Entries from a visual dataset
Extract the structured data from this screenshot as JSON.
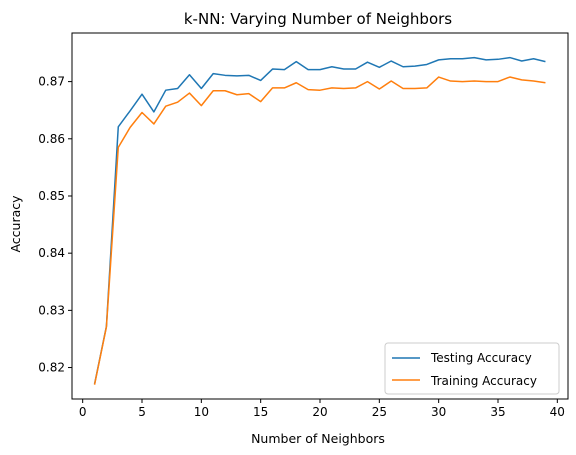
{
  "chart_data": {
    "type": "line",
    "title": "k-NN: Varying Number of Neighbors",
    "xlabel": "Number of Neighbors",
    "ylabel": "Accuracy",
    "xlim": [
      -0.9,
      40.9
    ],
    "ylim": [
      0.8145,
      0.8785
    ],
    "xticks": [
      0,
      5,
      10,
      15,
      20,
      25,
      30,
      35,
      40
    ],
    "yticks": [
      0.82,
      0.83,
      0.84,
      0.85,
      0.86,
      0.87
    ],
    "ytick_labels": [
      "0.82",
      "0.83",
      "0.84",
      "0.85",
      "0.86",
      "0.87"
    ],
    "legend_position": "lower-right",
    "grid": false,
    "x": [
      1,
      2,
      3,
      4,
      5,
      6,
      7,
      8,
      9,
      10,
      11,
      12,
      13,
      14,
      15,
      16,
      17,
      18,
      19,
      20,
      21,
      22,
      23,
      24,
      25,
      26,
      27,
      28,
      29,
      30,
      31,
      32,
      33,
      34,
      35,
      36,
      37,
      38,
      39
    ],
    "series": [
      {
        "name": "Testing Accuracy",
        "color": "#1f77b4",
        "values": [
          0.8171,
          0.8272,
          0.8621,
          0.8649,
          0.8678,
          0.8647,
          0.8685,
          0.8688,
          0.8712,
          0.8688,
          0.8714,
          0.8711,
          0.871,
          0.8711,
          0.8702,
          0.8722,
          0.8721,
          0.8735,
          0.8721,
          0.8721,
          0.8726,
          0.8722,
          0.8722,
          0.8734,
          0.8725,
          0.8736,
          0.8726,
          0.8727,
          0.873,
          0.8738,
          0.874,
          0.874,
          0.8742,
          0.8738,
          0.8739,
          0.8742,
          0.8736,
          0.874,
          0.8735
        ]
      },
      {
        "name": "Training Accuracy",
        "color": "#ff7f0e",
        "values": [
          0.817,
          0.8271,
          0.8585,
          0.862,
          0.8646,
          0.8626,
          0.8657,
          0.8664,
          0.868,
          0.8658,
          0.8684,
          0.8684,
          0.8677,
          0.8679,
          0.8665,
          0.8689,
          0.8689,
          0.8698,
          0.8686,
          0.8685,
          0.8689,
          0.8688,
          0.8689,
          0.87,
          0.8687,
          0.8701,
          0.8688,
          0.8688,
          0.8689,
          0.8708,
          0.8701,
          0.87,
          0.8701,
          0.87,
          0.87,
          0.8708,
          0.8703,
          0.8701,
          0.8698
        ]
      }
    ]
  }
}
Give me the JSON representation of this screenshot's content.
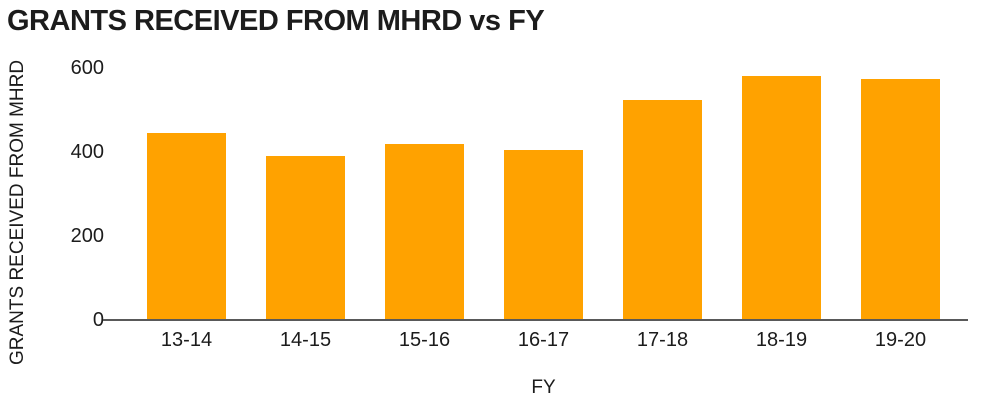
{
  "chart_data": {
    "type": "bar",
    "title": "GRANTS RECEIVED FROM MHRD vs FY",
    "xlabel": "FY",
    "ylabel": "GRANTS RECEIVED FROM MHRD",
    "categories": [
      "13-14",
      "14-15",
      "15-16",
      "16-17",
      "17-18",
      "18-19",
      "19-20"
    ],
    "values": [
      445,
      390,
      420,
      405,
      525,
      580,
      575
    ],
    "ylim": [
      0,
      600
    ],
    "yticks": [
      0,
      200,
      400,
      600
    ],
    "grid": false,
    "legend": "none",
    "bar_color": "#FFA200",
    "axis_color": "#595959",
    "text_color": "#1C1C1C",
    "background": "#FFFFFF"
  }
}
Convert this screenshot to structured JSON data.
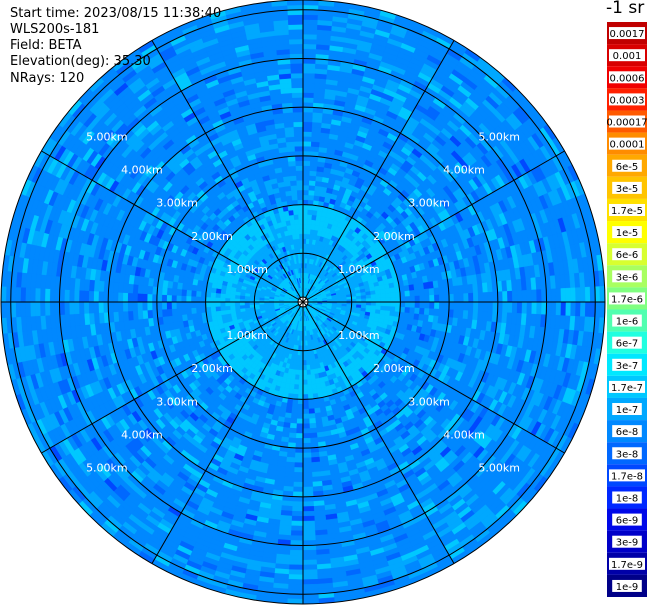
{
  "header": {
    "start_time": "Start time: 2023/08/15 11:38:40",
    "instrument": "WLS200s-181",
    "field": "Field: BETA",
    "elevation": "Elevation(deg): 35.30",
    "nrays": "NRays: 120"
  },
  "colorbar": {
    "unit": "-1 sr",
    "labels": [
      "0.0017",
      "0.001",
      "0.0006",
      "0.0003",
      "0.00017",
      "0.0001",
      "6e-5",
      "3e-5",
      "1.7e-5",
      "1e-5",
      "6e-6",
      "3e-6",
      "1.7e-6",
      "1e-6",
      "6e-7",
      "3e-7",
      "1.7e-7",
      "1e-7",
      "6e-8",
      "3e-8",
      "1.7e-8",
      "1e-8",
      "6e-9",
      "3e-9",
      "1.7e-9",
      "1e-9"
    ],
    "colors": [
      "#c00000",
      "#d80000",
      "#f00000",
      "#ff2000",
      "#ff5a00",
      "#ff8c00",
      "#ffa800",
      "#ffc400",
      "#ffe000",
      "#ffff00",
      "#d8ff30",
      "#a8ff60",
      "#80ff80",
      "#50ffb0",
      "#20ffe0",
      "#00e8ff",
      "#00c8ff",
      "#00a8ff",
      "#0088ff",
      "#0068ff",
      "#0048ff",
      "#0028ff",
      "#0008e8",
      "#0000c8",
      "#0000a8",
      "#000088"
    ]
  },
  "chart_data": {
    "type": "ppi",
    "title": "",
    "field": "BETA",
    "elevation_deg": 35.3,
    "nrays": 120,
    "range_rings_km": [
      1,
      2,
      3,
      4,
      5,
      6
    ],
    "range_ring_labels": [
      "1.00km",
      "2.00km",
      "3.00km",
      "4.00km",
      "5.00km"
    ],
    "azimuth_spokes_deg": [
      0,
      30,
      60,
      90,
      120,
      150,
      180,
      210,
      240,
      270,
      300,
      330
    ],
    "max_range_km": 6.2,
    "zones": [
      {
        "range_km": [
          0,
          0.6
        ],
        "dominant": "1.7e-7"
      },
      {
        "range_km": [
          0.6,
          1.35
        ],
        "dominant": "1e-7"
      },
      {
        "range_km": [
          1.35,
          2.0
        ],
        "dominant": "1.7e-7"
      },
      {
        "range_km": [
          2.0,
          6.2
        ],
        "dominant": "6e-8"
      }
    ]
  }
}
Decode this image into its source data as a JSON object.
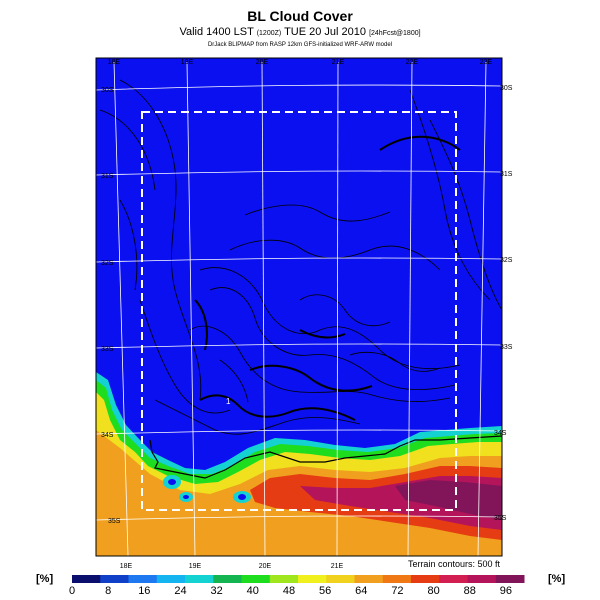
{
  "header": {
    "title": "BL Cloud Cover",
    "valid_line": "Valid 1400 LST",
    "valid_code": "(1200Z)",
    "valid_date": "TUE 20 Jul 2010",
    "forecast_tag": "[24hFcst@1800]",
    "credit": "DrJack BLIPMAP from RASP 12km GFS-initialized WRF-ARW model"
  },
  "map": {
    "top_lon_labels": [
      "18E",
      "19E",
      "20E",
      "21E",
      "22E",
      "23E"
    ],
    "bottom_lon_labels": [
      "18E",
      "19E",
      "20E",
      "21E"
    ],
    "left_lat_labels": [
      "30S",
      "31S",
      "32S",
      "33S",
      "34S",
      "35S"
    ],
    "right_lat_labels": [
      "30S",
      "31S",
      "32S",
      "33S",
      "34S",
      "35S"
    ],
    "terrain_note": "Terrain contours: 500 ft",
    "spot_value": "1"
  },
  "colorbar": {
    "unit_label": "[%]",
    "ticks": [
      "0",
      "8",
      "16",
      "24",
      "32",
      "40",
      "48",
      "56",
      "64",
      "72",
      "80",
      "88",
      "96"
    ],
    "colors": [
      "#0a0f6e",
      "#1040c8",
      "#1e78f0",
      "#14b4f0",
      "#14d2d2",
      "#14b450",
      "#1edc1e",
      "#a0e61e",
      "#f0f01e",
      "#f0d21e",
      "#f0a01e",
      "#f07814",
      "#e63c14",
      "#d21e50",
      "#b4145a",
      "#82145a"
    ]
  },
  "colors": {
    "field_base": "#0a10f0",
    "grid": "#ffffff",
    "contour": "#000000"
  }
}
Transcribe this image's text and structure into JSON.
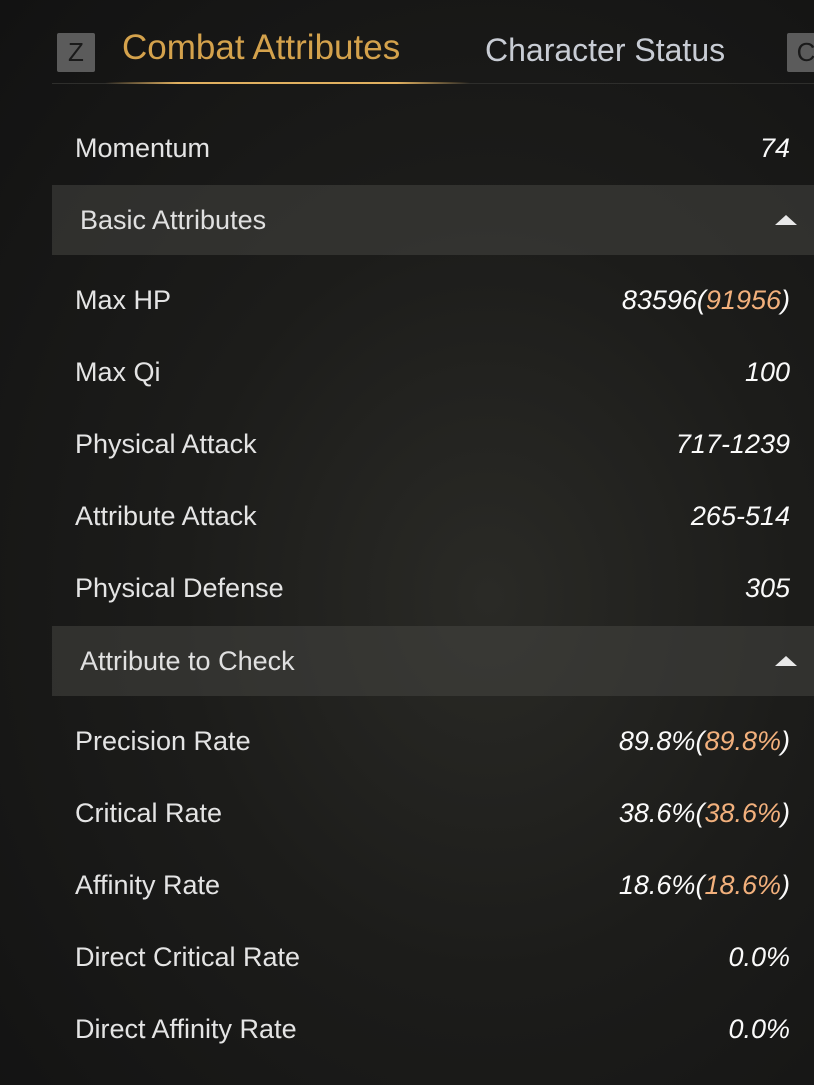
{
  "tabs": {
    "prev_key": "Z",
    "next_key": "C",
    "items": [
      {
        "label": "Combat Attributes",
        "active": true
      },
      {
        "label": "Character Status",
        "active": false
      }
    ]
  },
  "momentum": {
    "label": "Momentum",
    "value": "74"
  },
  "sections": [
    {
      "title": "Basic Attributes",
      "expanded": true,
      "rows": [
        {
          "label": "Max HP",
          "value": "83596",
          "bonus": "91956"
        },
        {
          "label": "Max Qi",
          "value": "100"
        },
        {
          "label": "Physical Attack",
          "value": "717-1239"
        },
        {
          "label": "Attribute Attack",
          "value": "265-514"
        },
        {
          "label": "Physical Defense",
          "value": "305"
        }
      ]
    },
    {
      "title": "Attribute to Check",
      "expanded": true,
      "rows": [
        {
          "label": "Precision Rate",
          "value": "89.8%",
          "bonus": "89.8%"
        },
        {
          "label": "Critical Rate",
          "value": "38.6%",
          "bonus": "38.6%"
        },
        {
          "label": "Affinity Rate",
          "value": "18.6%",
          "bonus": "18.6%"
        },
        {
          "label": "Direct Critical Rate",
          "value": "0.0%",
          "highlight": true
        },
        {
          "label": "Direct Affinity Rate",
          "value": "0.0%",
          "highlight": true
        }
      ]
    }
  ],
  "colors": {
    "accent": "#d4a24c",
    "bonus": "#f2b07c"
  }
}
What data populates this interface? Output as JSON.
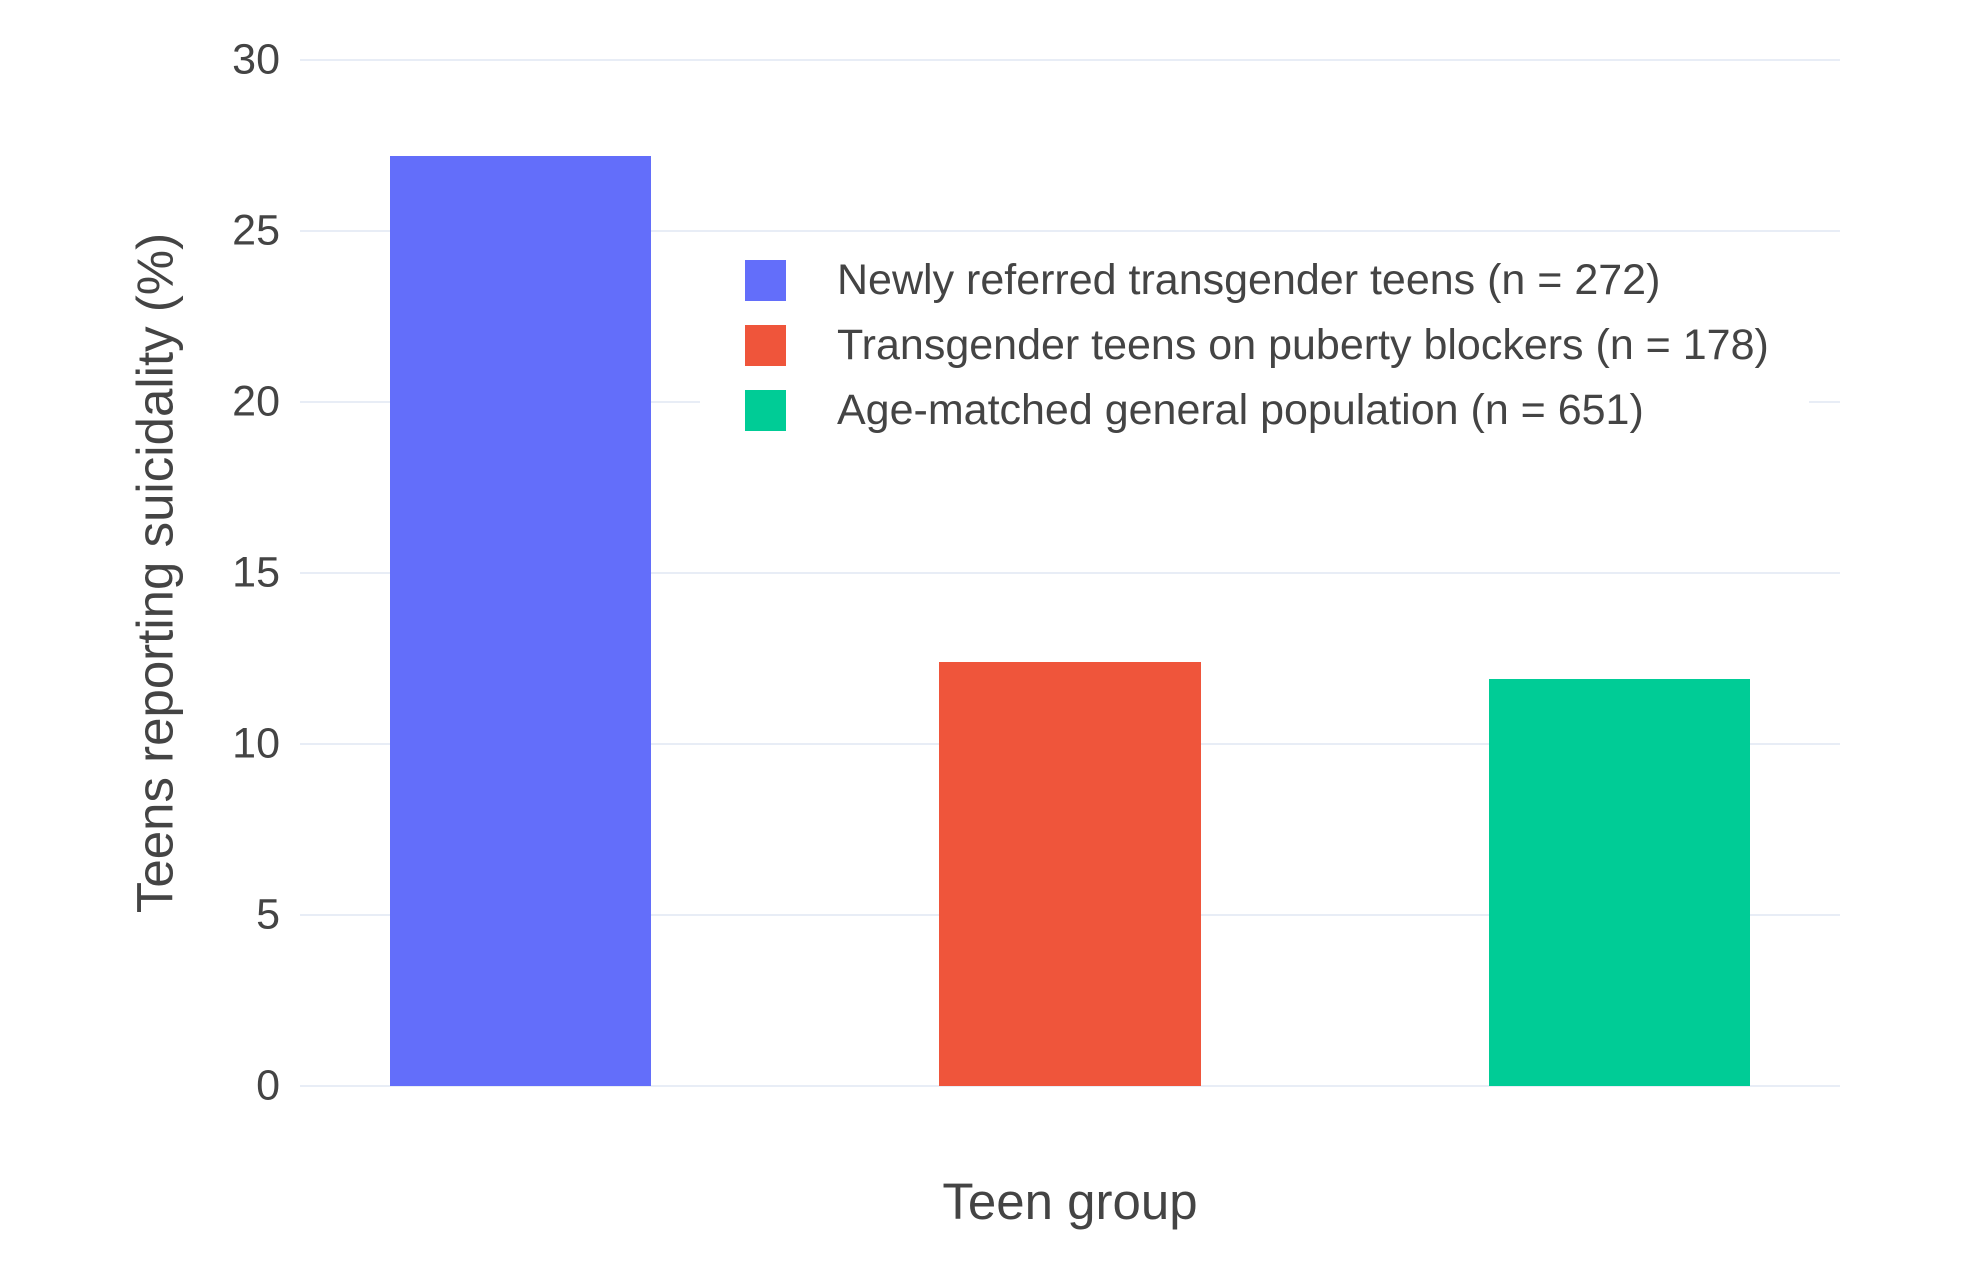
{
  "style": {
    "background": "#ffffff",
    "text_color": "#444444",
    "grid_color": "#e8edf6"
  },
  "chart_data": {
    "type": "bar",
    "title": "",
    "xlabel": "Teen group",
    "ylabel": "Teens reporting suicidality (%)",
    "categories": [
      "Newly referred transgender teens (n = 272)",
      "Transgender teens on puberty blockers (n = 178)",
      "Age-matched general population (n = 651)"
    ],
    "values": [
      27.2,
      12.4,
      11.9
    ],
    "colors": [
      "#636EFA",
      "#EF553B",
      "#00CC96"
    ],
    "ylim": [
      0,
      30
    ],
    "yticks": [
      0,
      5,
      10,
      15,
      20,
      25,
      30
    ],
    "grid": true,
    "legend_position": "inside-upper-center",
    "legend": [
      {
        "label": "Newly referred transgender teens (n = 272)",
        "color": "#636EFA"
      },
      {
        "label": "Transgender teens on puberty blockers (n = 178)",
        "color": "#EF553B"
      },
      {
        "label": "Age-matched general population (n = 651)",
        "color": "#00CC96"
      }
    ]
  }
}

*EXERCISE DESCRIPTION*: Pictures are left out; print exactly the lines from the one holding "What data populates" through the last line of the listing above, both included.

*RESPONSE TO THIS TASK*:
What data populates this interface? Output as JSON.
{
  "style": {
    "background": "#ffffff",
    "text_color": "#444444",
    "grid_color": "#e8edf6"
  },
  "chart_data": {
    "type": "bar",
    "title": "",
    "xlabel": "Teen group",
    "ylabel": "Teens reporting suicidality (%)",
    "categories": [
      "Newly referred transgender teens (n = 272)",
      "Transgender teens on puberty blockers (n = 178)",
      "Age-matched general population (n = 651)"
    ],
    "values": [
      27.2,
      12.4,
      11.9
    ],
    "colors": [
      "#636EFA",
      "#EF553B",
      "#00CC96"
    ],
    "ylim": [
      0,
      30
    ],
    "yticks": [
      0,
      5,
      10,
      15,
      20,
      25,
      30
    ],
    "grid": true,
    "legend_position": "inside-upper-center",
    "legend": [
      {
        "label": "Newly referred transgender teens (n = 272)",
        "color": "#636EFA"
      },
      {
        "label": "Transgender teens on puberty blockers (n = 178)",
        "color": "#EF553B"
      },
      {
        "label": "Age-matched general population (n = 651)",
        "color": "#00CC96"
      }
    ]
  }
}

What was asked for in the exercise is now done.